Exercise directions: Repeat every record below exactly, but leave out any pictures.

Exercise data:
— begin —

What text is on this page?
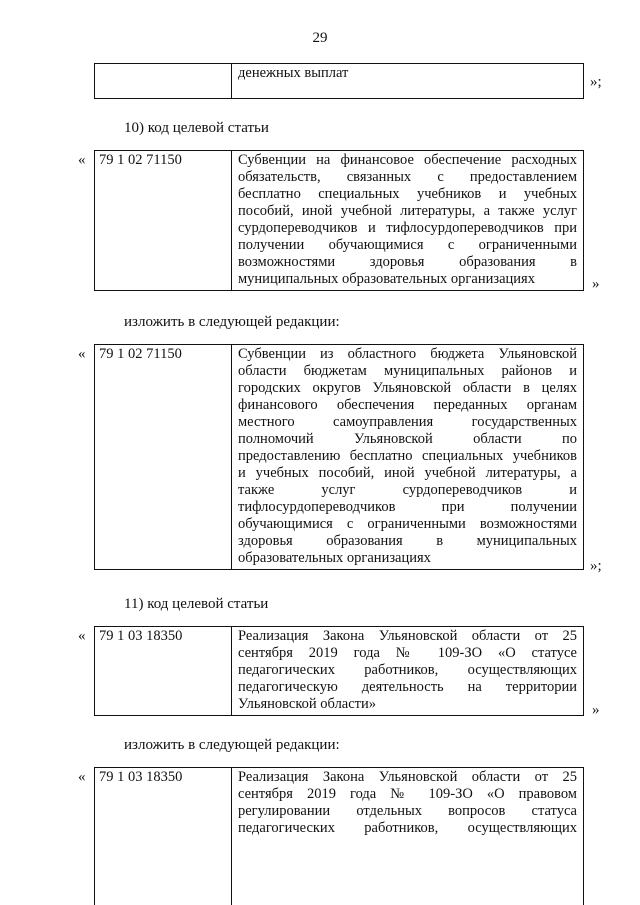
29
денежных выплат
»;
10) код целевой статьи
« 79 1 02 71150	Субвенции на финансовое обеспечение расходных
обязательств, связанных с предоставлением
бесплатно специальных учебников и учебных
пособий, иной учебной литературы, а также услуг
сурдопереводчиков и тифлосурдопереводчиков при
получении обучающимися с ограниченными
возможностями здоровья образования в
муниципальных образовательных организациях	»
изложить в следующей редакции:
« 79 1 02 71150	Субвенции из областного бюджета Ульяновской
области бюджетам муниципальных районов и
городских округов Ульяновской области в целях
финансового обеспечения переданных органам
местного самоуправления государственных
полномочий Ульяновской области по
предоставлению бесплатно специальных учебников
и учебных пособий, иной учебной литературы, а
также услуг сурдопереводчиков и
тифлосурдопереводчиков при получении
обучающимися с ограниченными возможностями
здоровья образования в муниципальных
образовательных организациях	»;
11) код целевой статьи
« 79 1 03 18350	Реализация Закона Ульяновской области от 25
сентября 2019 года № 109-ЗО «О статусе
педагогических работников, осуществляющих
педагогическую деятельность на территории
Ульяновской области»	»
изложить в следующей редакции:
« 79 1 03 18350	Реализация Закона Ульяновской области от 25
сентября 2019 года № 109-ЗО «О правовом
регулировании отдельных вопросов статуса
педагогических работников, осуществляющих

— end —

Solved problem:
What text is on this page?
29
денежных выплат
»;
10) код целевой статьи
« 79 1 02 71150	Субвенции на финансовое обеспечение расходных
обязательств, связанных с предоставлением
бесплатно специальных учебников и учебных
пособий, иной учебной литературы, а также услуг
сурдопереводчиков и тифлосурдопереводчиков при
получении обучающимися с ограниченными
возможностями здоровья образования в
муниципальных образовательных организациях	»
изложить в следующей редакции:
« 79 1 02 71150	Субвенции из областного бюджета Ульяновской
области бюджетам муниципальных районов и
городских округов Ульяновской области в целях
финансового обеспечения переданных органам
местного самоуправления государственных
полномочий Ульяновской области по
предоставлению бесплатно специальных учебников
и учебных пособий, иной учебной литературы, а
также услуг сурдопереводчиков и
тифлосурдопереводчиков при получении
обучающимися с ограниченными возможностями
здоровья образования в муниципальных
образовательных организациях	»;
11) код целевой статьи
« 79 1 03 18350	Реализация Закона Ульяновской области от 25
сентября 2019 года № 109-ЗО «О статусе
педагогических работников, осуществляющих
педагогическую деятельность на территории
Ульяновской области»	»
изложить в следующей редакции:
« 79 1 03 18350	Реализация Закона Ульяновской области от 25
сентября 2019 года № 109-ЗО «О правовом
регулировании отдельных вопросов статуса
педагогических работников, осуществляющих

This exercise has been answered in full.